To be done>
Can the data below be echoed back word for word?

Data shown>
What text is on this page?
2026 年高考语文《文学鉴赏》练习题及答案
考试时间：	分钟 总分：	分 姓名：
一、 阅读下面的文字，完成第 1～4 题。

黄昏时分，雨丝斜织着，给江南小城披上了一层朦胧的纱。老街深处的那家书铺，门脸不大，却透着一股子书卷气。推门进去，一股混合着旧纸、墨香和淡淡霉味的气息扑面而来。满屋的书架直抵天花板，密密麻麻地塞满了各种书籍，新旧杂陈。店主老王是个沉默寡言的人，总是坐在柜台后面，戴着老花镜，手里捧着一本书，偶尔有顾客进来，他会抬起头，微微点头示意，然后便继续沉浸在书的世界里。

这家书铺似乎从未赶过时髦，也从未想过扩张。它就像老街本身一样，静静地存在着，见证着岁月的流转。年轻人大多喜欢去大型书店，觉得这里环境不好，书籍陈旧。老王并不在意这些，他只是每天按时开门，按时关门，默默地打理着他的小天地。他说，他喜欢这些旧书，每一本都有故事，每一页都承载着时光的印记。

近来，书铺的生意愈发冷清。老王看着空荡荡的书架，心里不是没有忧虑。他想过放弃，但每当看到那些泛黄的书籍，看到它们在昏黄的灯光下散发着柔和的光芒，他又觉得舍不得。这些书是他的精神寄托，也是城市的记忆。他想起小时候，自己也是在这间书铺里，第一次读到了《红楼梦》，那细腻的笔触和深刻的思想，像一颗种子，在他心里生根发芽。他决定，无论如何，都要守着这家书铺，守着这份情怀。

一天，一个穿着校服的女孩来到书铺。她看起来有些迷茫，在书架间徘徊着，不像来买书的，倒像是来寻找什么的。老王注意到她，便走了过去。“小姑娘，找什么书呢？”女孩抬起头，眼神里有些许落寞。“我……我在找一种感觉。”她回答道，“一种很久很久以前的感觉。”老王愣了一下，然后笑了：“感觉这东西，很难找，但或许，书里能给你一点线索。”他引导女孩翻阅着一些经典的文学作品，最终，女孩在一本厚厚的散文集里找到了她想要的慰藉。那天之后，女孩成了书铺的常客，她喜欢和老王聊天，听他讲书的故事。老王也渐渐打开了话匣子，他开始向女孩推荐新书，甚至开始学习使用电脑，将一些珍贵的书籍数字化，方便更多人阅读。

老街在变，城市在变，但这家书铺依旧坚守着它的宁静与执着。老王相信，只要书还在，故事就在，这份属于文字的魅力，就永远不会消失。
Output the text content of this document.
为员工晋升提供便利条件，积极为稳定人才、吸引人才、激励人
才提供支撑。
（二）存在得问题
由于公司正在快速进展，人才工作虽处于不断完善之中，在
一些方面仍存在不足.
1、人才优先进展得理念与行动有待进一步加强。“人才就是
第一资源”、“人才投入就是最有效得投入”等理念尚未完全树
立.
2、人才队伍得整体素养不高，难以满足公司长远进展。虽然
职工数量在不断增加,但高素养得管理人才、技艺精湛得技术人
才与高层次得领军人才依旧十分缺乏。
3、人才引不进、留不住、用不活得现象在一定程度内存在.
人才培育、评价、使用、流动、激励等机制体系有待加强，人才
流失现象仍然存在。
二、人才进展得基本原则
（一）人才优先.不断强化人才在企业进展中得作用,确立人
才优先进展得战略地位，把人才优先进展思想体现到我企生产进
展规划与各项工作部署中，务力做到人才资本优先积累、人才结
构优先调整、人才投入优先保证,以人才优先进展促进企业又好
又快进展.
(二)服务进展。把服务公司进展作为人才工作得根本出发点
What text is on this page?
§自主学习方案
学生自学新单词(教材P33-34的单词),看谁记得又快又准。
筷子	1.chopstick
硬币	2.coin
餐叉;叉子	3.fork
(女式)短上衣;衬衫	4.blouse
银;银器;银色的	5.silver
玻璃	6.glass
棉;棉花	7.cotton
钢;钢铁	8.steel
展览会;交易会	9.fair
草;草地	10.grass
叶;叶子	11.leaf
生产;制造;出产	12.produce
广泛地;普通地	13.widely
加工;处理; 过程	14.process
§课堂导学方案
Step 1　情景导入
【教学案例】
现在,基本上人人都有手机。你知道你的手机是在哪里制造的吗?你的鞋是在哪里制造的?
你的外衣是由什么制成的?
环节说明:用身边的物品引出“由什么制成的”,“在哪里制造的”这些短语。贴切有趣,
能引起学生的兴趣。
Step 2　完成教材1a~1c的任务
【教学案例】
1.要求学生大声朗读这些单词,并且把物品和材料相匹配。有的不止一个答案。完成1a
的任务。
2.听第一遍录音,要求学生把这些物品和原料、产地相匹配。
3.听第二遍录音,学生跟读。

Output below>
What text is on this page?
2026 年高考语文《文学鉴赏》练习题及答案
考试时间：	分钟 总分：	分 姓名：
一、 阅读下面的文字，完成第 1～4 题。

黄昏时分，雨丝斜织着，给江南小城披上了一层朦胧的纱。老街深处的那家书铺，门脸不大，却透着一股子书卷气。推门进去，一股混合着旧纸、墨香和淡淡霉味的气息扑面而来。满屋的书架直抵天花板，密密麻麻地塞满了各种书籍，新旧杂陈。店主老王是个沉默寡言的人，总是坐在柜台后面，戴着老花镜，手里捧着一本书，偶尔有顾客进来，他会抬起头，微微点头示意，然后便继续沉浸在书的世界里。

这家书铺似乎从未赶过时髦，也从未想过扩张。它就像老街本身一样，静静地存在着，见证着岁月的流转。年轻人大多喜欢去大型书店，觉得这里环境不好，书籍陈旧。老王并不在意这些，他只是每天按时开门，按时关门，默默地打理着他的小天地。他说，他喜欢这些旧书，每一本都有故事，每一页都承载着时光的印记。

近来，书铺的生意愈发冷清。老王看着空荡荡的书架，心里不是没有忧虑。他想过放弃，但每当看到那些泛黄的书籍，看到它们在昏黄的灯光下散发着柔和的光芒，他又觉得舍不得。这些书是他的精神寄托，也是城市的记忆。他想起小时候，自己也是在这间书铺里，第一次读到了《红楼梦》，那细腻的笔触和深刻的思想，像一颗种子，在他心里生根发芽。他决定，无论如何，都要守着这家书铺，守着这份情怀。

一天，一个穿着校服的女孩来到书铺。她看起来有些迷茫，在书架间徘徊着，不像来买书的，倒像是来寻找什么的。老王注意到她，便走了过去。“小姑娘，找什么书呢？”女孩抬起头，眼神里有些许落寞。“我……我在找一种感觉。”她回答道，“一种很久很久以前的感觉。”老王愣了一下，然后笑了：“感觉这东西，很难找，但或许，书里能给你一点线索。”他引导女孩翻阅着一些经典的文学作品，最终，女孩在一本厚厚的散文集里找到了她想要的慰藉。那天之后，女孩成了书铺的常客，她喜欢和老王聊天，听他讲书的故事。老王也渐渐打开了话匣子，他开始向女孩推荐新书，甚至开始学习使用电脑，将一些珍贵的书籍数字化，方便更多人阅读。

老街在变，城市在变，但这家书铺依旧坚守着它的宁静与执着。老王相信，只要书还在，故事就在，这份属于文字的魅力，就永远不会消失。
Output the text content of this document.
为员工晋升提供便利条件，积极为稳定人才、吸引人才、激励人
才提供支撑。
（二）存在得问题
由于公司正在快速进展，人才工作虽处于不断完善之中，在
一些方面仍存在不足.
1、人才优先进展得理念与行动有待进一步加强。“人才就是
第一资源”、“人才投入就是最有效得投入”等理念尚未完全树
立.
2、人才队伍得整体素养不高，难以满足公司长远进展。虽然
职工数量在不断增加,但高素养得管理人才、技艺精湛得技术人
才与高层次得领军人才依旧十分缺乏。
3、人才引不进、留不住、用不活得现象在一定程度内存在.
人才培育、评价、使用、流动、激励等机制体系有待加强，人才
流失现象仍然存在。
二、人才进展得基本原则
（一）人才优先.不断强化人才在企业进展中得作用,确立人
才优先进展得战略地位，把人才优先进展思想体现到我企生产进
展规划与各项工作部署中，务力做到人才资本优先积累、人才结
构优先调整、人才投入优先保证,以人才优先进展促进企业又好
又快进展.
(二)服务进展。把服务公司进展作为人才工作得根本出发点
What text is on this page?
§自主学习方案
学生自学新单词(教材P33-34的单词),看谁记得又快又准。
筷子	1.chopstick
硬币	2.coin
餐叉;叉子	3.fork
(女式)短上衣;衬衫	4.blouse
银;银器;银色的	5.silver
玻璃	6.glass
棉;棉花	7.cotton
钢;钢铁	8.steel
展览会;交易会	9.fair
草;草地	10.grass
叶;叶子	11.leaf
生产;制造;出产	12.produce
广泛地;普通地	13.widely
加工;处理; 过程	14.process
§课堂导学方案
Step 1　情景导入
【教学案例】
现在,基本上人人都有手机。你知道你的手机是在哪里制造的吗?你的鞋是在哪里制造的?
你的外衣是由什么制成的?
环节说明:用身边的物品引出“由什么制成的”,“在哪里制造的”这些短语。贴切有趣,
能引起学生的兴趣。
Step 2　完成教材1a~1c的任务
【教学案例】
1.要求学生大声朗读这些单词,并且把物品和材料相匹配。有的不止一个答案。完成1a
的任务。
2.听第一遍录音,要求学生把这些物品和原料、产地相匹配。
3.听第二遍录音,学生跟读。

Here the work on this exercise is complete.